STATED EXERCISE:
Sort through the data and copy the lines holding the word "공실율이".

Figure record listings:
** begin **
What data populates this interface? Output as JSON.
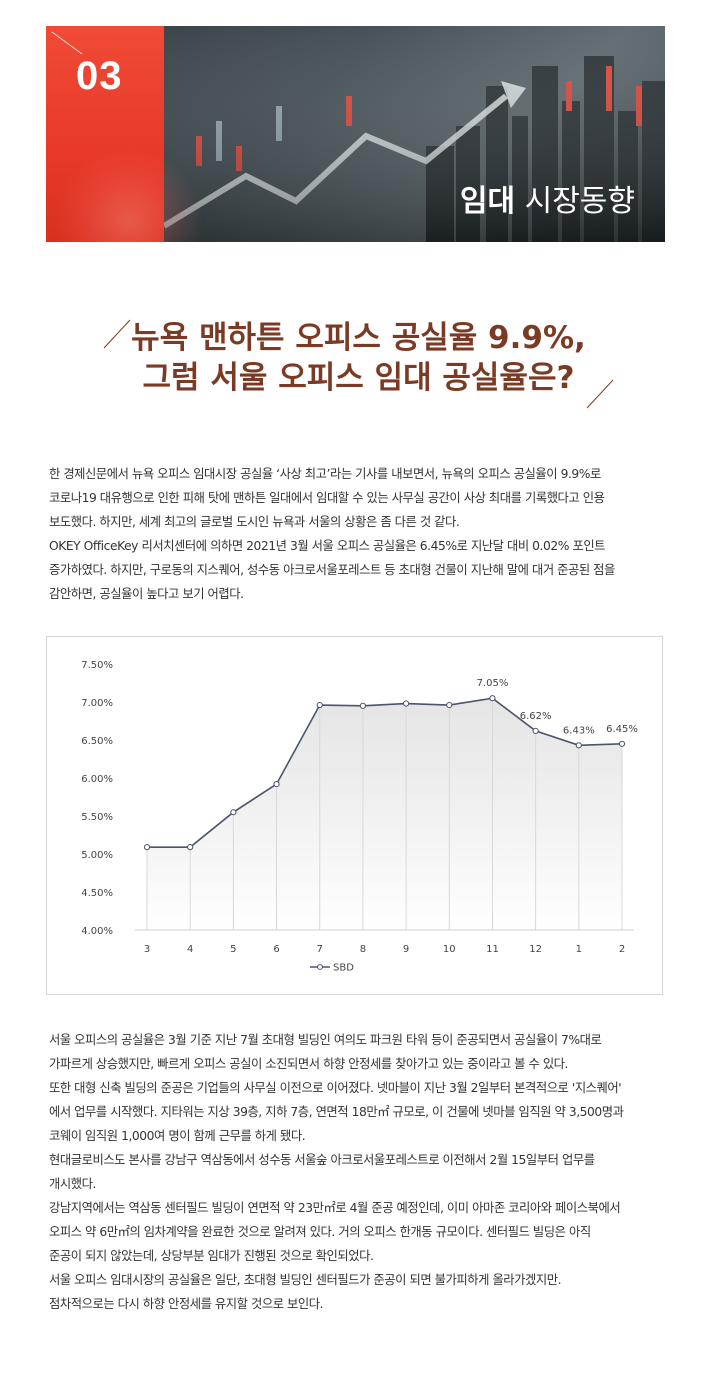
{
  "banner": {
    "number": "03",
    "title_bold": "임대",
    "title_light": "시장동향"
  },
  "headline": {
    "line1": "뉴욕 맨하튼 오피스 공실율 9.9%,",
    "line2": "그럼 서울 오피스 임대 공실율은?"
  },
  "intro_lines": [
    "한 경제신문에서 뉴욕 오피스 임대시장 공실율 ‘사상 최고’라는 기사를 내보면서, 뉴욕의 오피스 공실율이 9.9%로",
    "코로나19 대유행으로 인한 피해 탓에 맨하튼 일대에서 임대할 수 있는 사무실 공간이 사상 최대를 기록했다고 인용",
    "보도했다. 하지만, 세계 최고의 글로벌 도시인 뉴욕과 서울의 상황은 좀 다른 것 같다.",
    "OKEY OfficeKey 리서치센터에 의하면 2021년 3월 서울 오피스 공실율은 6.45%로 지난달 대비 0.02% 포인트",
    "증가하였다. 하지만, 구로동의 지스퀘어, 성수동 아크로서울포레스트 등 초대형 건물이 지난해 말에 대거 준공된 점을",
    "감안하면, 공실율이 높다고 보기 어렵다."
  ],
  "body_lines": [
    "서울 오피스의 공실율은 3월 기준 지난 7월 초대형 빌딩인 여의도 파크원 타워 등이 준공되면서 공실율이 7%대로",
    "가파르게 상승했지만, 빠르게 오피스 공실이 소진되면서 하향 안정세를 찾아가고 있는 중이라고 볼 수 있다.",
    "또한 대형 신축 빌딩의 준공은 기업들의 사무실 이전으로 이어졌다. 넷마블이 지난 3월 2일부터 본격적으로 '지스퀘어'",
    "에서 업무를 시작했다. 지타워는 지상 39층, 지하 7층, 연면적 18만㎡ 규모로, 이 건물에 넷마블 임직원 약 3,500명과",
    "코웨이 임직원 1,000여 명이 함께 근무를 하게 됐다.",
    "현대글로비스도 본사를 강남구 역삼동에서 성수동 서울숲 아크로서울포레스트로 이전해서 2월 15일부터 업무를",
    "개시했다.",
    "강남지역에서는 역삼동 센터필드 빌딩이 연면적 약 23만㎡로 4월 준공 예정인데, 이미 아마존 코리아와 페이스북에서",
    "오피스 약 6만㎡의 임차계약을 완료한 것으로 알려져 있다. 거의 오피스 한개동 규모이다. 센터필드 빌딩은 아직",
    "준공이 되지 않았는데, 상당부분 임대가 진행된 것으로 확인되었다.",
    "서울 오피스 임대시장의 공실율은 일단, 초대형 빌딩인 센터필드가 준공이 되면 불가피하게 올라가겠지만.",
    "점차적으로는 다시 하향 안정세를 유지할 것으로 보인다."
  ],
  "chart_data": {
    "type": "line",
    "categories": [
      "3",
      "4",
      "5",
      "6",
      "7",
      "8",
      "9",
      "10",
      "11",
      "12",
      "1",
      "2"
    ],
    "series": [
      {
        "name": "SBD",
        "values": [
          5.09,
          5.09,
          5.55,
          5.92,
          6.96,
          6.95,
          6.98,
          6.96,
          7.05,
          6.62,
          6.43,
          6.45
        ],
        "data_labels": [
          "",
          "",
          "",
          "",
          "",
          "",
          "",
          "",
          "7.05%",
          "6.62%",
          "6.43%",
          "6.45%"
        ]
      }
    ],
    "y_ticks": [
      "4.00%",
      "4.50%",
      "5.00%",
      "5.50%",
      "6.00%",
      "6.50%",
      "7.00%",
      "7.50%"
    ],
    "ylim": [
      4.0,
      7.5
    ],
    "legend_position": "bottom",
    "colors": {
      "line": "#4a5568",
      "marker_fill": "#ffffff",
      "area_top": "#e2e2e2"
    }
  }
}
** end **
WRITTEN RESPONSE:
    "한 경제신문에서 뉴욕 오피스 임대시장 공실율 ‘사상 최고’라는 기사를 내보면서, 뉴욕의 오피스 공실율이 9.9%로",
    "감안하면, 공실율이 높다고 보기 어렵다."
    "서울 오피스의 공실율은 3월 기준 지난 7월 초대형 빌딩인 여의도 파크원 타워 등이 준공되면서 공실율이 7%대로",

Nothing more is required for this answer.